GIVEN INSTRUCTION » Print the listing as it stands, omitting all images.

MATERIAL SHOWN »
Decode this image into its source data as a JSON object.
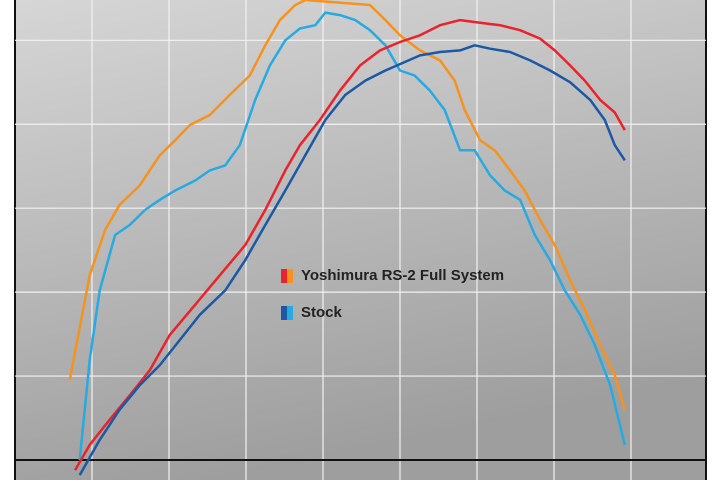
{
  "chart_data": {
    "type": "line",
    "xlim": [
      0,
      9
    ],
    "xticks": [
      0,
      1,
      2,
      3,
      4,
      5,
      6,
      7,
      8,
      9
    ],
    "ylim": [
      0,
      5.48
    ],
    "yticks": [
      0,
      1,
      2,
      3,
      4,
      5
    ],
    "grid": true,
    "legend": [
      {
        "name": "Yoshimura RS-2 Full System",
        "colors": [
          "#e8232b",
          "#f6921e"
        ]
      },
      {
        "name": "Stock",
        "colors": [
          "#1c58a5",
          "#27aae1"
        ]
      }
    ],
    "series": [
      {
        "legend": 0,
        "color": "#f6921e",
        "x": [
          0.71,
          0.97,
          1.17,
          1.36,
          1.62,
          1.88,
          2.08,
          2.27,
          2.53,
          2.79,
          3.05,
          3.25,
          3.44,
          3.64,
          3.77,
          4.61,
          4.81,
          5.0,
          5.26,
          5.52,
          5.71,
          5.84,
          6.04,
          6.23,
          6.43,
          6.62,
          6.82,
          7.01,
          7.21,
          7.4,
          7.6,
          7.79,
          7.92
        ],
        "values": [
          0.95,
          2.2,
          2.74,
          3.04,
          3.27,
          3.63,
          3.81,
          3.99,
          4.11,
          4.35,
          4.58,
          4.94,
          5.24,
          5.42,
          5.48,
          5.42,
          5.24,
          5.06,
          4.88,
          4.76,
          4.52,
          4.17,
          3.81,
          3.69,
          3.45,
          3.21,
          2.86,
          2.56,
          2.14,
          1.79,
          1.37,
          1.01,
          0.6
        ]
      },
      {
        "legend": 1,
        "color": "#27aae1",
        "x": [
          0.84,
          0.97,
          1.1,
          1.3,
          1.49,
          1.69,
          1.88,
          2.08,
          2.34,
          2.53,
          2.73,
          2.92,
          3.12,
          3.31,
          3.51,
          3.7,
          3.9,
          4.03,
          4.22,
          4.42,
          4.61,
          4.81,
          5.0,
          5.19,
          5.39,
          5.58,
          5.78,
          5.97,
          6.17,
          6.36,
          6.56,
          6.75,
          6.95,
          7.14,
          7.34,
          7.53,
          7.73,
          7.92
        ],
        "values": [
          0,
          1.19,
          2.02,
          2.68,
          2.8,
          2.98,
          3.1,
          3.21,
          3.33,
          3.45,
          3.51,
          3.75,
          4.29,
          4.7,
          5.0,
          5.14,
          5.18,
          5.33,
          5.3,
          5.24,
          5.12,
          4.94,
          4.64,
          4.58,
          4.4,
          4.17,
          3.69,
          3.69,
          3.39,
          3.21,
          3.1,
          2.68,
          2.38,
          2.02,
          1.73,
          1.37,
          0.89,
          0.18
        ]
      },
      {
        "legend": 0,
        "color": "#e8232b",
        "x": [
          0.78,
          0.97,
          1.23,
          1.49,
          1.75,
          2.01,
          2.34,
          2.66,
          2.99,
          3.25,
          3.51,
          3.7,
          3.96,
          4.22,
          4.48,
          4.74,
          5.0,
          5.26,
          5.52,
          5.78,
          6.04,
          6.3,
          6.56,
          6.82,
          7.01,
          7.21,
          7.4,
          7.6,
          7.79,
          7.92
        ],
        "values": [
          -0.12,
          0.18,
          0.48,
          0.77,
          1.07,
          1.49,
          1.85,
          2.2,
          2.56,
          2.98,
          3.45,
          3.75,
          4.05,
          4.4,
          4.7,
          4.88,
          4.98,
          5.06,
          5.18,
          5.24,
          5.21,
          5.18,
          5.12,
          5.02,
          4.88,
          4.7,
          4.52,
          4.29,
          4.14,
          3.93
        ]
      },
      {
        "legend": 1,
        "color": "#1c58a5",
        "x": [
          0.84,
          1.1,
          1.36,
          1.62,
          1.88,
          2.14,
          2.4,
          2.73,
          2.99,
          3.25,
          3.51,
          3.77,
          4.03,
          4.29,
          4.55,
          4.81,
          5.06,
          5.26,
          5.52,
          5.78,
          5.97,
          6.17,
          6.43,
          6.69,
          6.95,
          7.21,
          7.47,
          7.66,
          7.79,
          7.92
        ],
        "values": [
          -0.18,
          0.24,
          0.6,
          0.89,
          1.13,
          1.43,
          1.73,
          2.02,
          2.38,
          2.8,
          3.21,
          3.63,
          4.05,
          4.35,
          4.52,
          4.64,
          4.74,
          4.82,
          4.86,
          4.88,
          4.94,
          4.9,
          4.86,
          4.76,
          4.64,
          4.5,
          4.29,
          4.05,
          3.75,
          3.57
        ]
      }
    ]
  }
}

CORRECT OUTPUT »
Decode this image into its source data as a JSON object.
{
  "chart_data": {
    "type": "line",
    "xlim": [
      0,
      9
    ],
    "xticks": [
      0,
      1,
      2,
      3,
      4,
      5,
      6,
      7,
      8,
      9
    ],
    "ylim": [
      0,
      5.48
    ],
    "yticks": [
      0,
      1,
      2,
      3,
      4,
      5
    ],
    "grid": true,
    "legend": [
      {
        "name": "Yoshimura RS-2 Full System",
        "colors": [
          "#e8232b",
          "#f6921e"
        ]
      },
      {
        "name": "Stock",
        "colors": [
          "#1c58a5",
          "#27aae1"
        ]
      }
    ],
    "series": [
      {
        "legend": 0,
        "color": "#f6921e",
        "x": [
          0.71,
          0.97,
          1.17,
          1.36,
          1.62,
          1.88,
          2.08,
          2.27,
          2.53,
          2.79,
          3.05,
          3.25,
          3.44,
          3.64,
          3.77,
          4.61,
          4.81,
          5.0,
          5.26,
          5.52,
          5.71,
          5.84,
          6.04,
          6.23,
          6.43,
          6.62,
          6.82,
          7.01,
          7.21,
          7.4,
          7.6,
          7.79,
          7.92
        ],
        "values": [
          0.95,
          2.2,
          2.74,
          3.04,
          3.27,
          3.63,
          3.81,
          3.99,
          4.11,
          4.35,
          4.58,
          4.94,
          5.24,
          5.42,
          5.48,
          5.42,
          5.24,
          5.06,
          4.88,
          4.76,
          4.52,
          4.17,
          3.81,
          3.69,
          3.45,
          3.21,
          2.86,
          2.56,
          2.14,
          1.79,
          1.37,
          1.01,
          0.6
        ]
      },
      {
        "legend": 1,
        "color": "#27aae1",
        "x": [
          0.84,
          0.97,
          1.1,
          1.3,
          1.49,
          1.69,
          1.88,
          2.08,
          2.34,
          2.53,
          2.73,
          2.92,
          3.12,
          3.31,
          3.51,
          3.7,
          3.9,
          4.03,
          4.22,
          4.42,
          4.61,
          4.81,
          5.0,
          5.19,
          5.39,
          5.58,
          5.78,
          5.97,
          6.17,
          6.36,
          6.56,
          6.75,
          6.95,
          7.14,
          7.34,
          7.53,
          7.73,
          7.92
        ],
        "values": [
          0,
          1.19,
          2.02,
          2.68,
          2.8,
          2.98,
          3.1,
          3.21,
          3.33,
          3.45,
          3.51,
          3.75,
          4.29,
          4.7,
          5.0,
          5.14,
          5.18,
          5.33,
          5.3,
          5.24,
          5.12,
          4.94,
          4.64,
          4.58,
          4.4,
          4.17,
          3.69,
          3.69,
          3.39,
          3.21,
          3.1,
          2.68,
          2.38,
          2.02,
          1.73,
          1.37,
          0.89,
          0.18
        ]
      },
      {
        "legend": 0,
        "color": "#e8232b",
        "x": [
          0.78,
          0.97,
          1.23,
          1.49,
          1.75,
          2.01,
          2.34,
          2.66,
          2.99,
          3.25,
          3.51,
          3.7,
          3.96,
          4.22,
          4.48,
          4.74,
          5.0,
          5.26,
          5.52,
          5.78,
          6.04,
          6.3,
          6.56,
          6.82,
          7.01,
          7.21,
          7.4,
          7.6,
          7.79,
          7.92
        ],
        "values": [
          -0.12,
          0.18,
          0.48,
          0.77,
          1.07,
          1.49,
          1.85,
          2.2,
          2.56,
          2.98,
          3.45,
          3.75,
          4.05,
          4.4,
          4.7,
          4.88,
          4.98,
          5.06,
          5.18,
          5.24,
          5.21,
          5.18,
          5.12,
          5.02,
          4.88,
          4.7,
          4.52,
          4.29,
          4.14,
          3.93
        ]
      },
      {
        "legend": 1,
        "color": "#1c58a5",
        "x": [
          0.84,
          1.1,
          1.36,
          1.62,
          1.88,
          2.14,
          2.4,
          2.73,
          2.99,
          3.25,
          3.51,
          3.77,
          4.03,
          4.29,
          4.55,
          4.81,
          5.06,
          5.26,
          5.52,
          5.78,
          5.97,
          6.17,
          6.43,
          6.69,
          6.95,
          7.21,
          7.47,
          7.66,
          7.79,
          7.92
        ],
        "values": [
          -0.18,
          0.24,
          0.6,
          0.89,
          1.13,
          1.43,
          1.73,
          2.02,
          2.38,
          2.8,
          3.21,
          3.63,
          4.05,
          4.35,
          4.52,
          4.64,
          4.74,
          4.82,
          4.86,
          4.88,
          4.94,
          4.9,
          4.86,
          4.76,
          4.64,
          4.5,
          4.29,
          4.05,
          3.75,
          3.57
        ]
      }
    ]
  }
}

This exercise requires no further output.